***** Data supplied

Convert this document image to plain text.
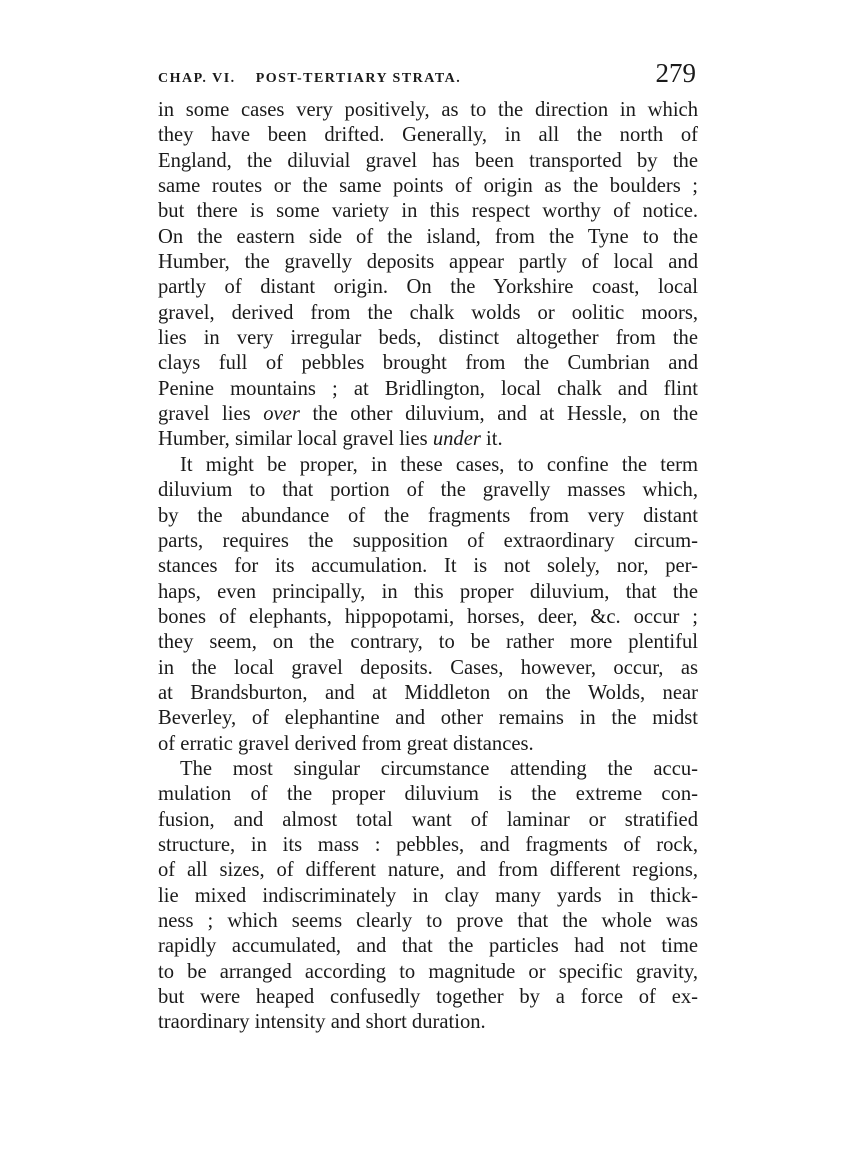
CHAP. VI. POST-TERTIARY STRATA.	279

in some cases very positively, as to the direction in which
they have been drifted. Generally, in all the north of
England, the diluvial gravel has been transported by the
same routes or the same points of origin as the boulders ;
but there is some variety in this respect worthy of notice.
On the eastern side of the island, from the Tyne to the
Humber, the gravelly deposits appear partly of local and
partly of distant origin. On the Yorkshire coast, local
gravel, derived from the chalk wolds or oolitic moors,
lies in very irregular beds, distinct altogether from the
clays full of pebbles brought from the Cumbrian and
Penine mountains ; at Bridlington, local chalk and flint
gravel lies over the other diluvium, and at Hessle, on the
Humber, similar local gravel lies under it.

It might be proper, in these cases, to confine the term
diluvium to that portion of the gravelly masses which,
by the abundance of the fragments from very distant
parts, requires the supposition of extraordinary circum-
stances for its accumulation. It is not solely, nor, per-
haps, even principally, in this proper diluvium, that the
bones of elephants, hippopotami, horses, deer, &c. occur ;
they seem, on the contrary, to be rather more plentiful
in the local gravel deposits. Cases, however, occur, as
at Brandsburton, and at Middleton on the Wolds, near
Beverley, of elephantine and other remains in the midst
of erratic gravel derived from great distances.

The most singular circumstance attending the accu-
mulation of the proper diluvium is the extreme con-
fusion, and almost total want of laminar or stratified
structure, in its mass : pebbles, and fragments of rock,
of all sizes, of different nature, and from different regions,
lie mixed indiscriminately in clay many yards in thick-
ness ; which seems clearly to prove that the whole was
rapidly accumulated, and that the particles had not time
to be arranged according to magnitude or specific gravity,
but were heaped confusedly together by a force of ex-
traordinary intensity and short duration.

**********

▸ What to produce
Pictures stay out; repeat all the rest of the records exactly.

▸ Answer below
Convert this document image to plain text.
CHAP. VI. POST-TERTIARY STRATA.	279

in some cases very positively, as to the direction in which
they have been drifted. Generally, in all the north of
England, the diluvial gravel has been transported by the
same routes or the same points of origin as the boulders ;
but there is some variety in this respect worthy of notice.
On the eastern side of the island, from the Tyne to the
Humber, the gravelly deposits appear partly of local and
partly of distant origin. On the Yorkshire coast, local
gravel, derived from the chalk wolds or oolitic moors,
lies in very irregular beds, distinct altogether from the
clays full of pebbles brought from the Cumbrian and
Penine mountains ; at Bridlington, local chalk and flint
gravel lies over the other diluvium, and at Hessle, on the
Humber, similar local gravel lies under it.

It might be proper, in these cases, to confine the term
diluvium to that portion of the gravelly masses which,
by the abundance of the fragments from very distant
parts, requires the supposition of extraordinary circum-
stances for its accumulation. It is not solely, nor, per-
haps, even principally, in this proper diluvium, that the
bones of elephants, hippopotami, horses, deer, &c. occur ;
they seem, on the contrary, to be rather more plentiful
in the local gravel deposits. Cases, however, occur, as
at Brandsburton, and at Middleton on the Wolds, near
Beverley, of elephantine and other remains in the midst
of erratic gravel derived from great distances.

The most singular circumstance attending the accu-
mulation of the proper diluvium is the extreme con-
fusion, and almost total want of laminar or stratified
structure, in its mass : pebbles, and fragments of rock,
of all sizes, of different nature, and from different regions,
lie mixed indiscriminately in clay many yards in thick-
ness ; which seems clearly to prove that the whole was
rapidly accumulated, and that the particles had not time
to be arranged according to magnitude or specific gravity,
but were heaped confusedly together by a force of ex-
traordinary intensity and short duration.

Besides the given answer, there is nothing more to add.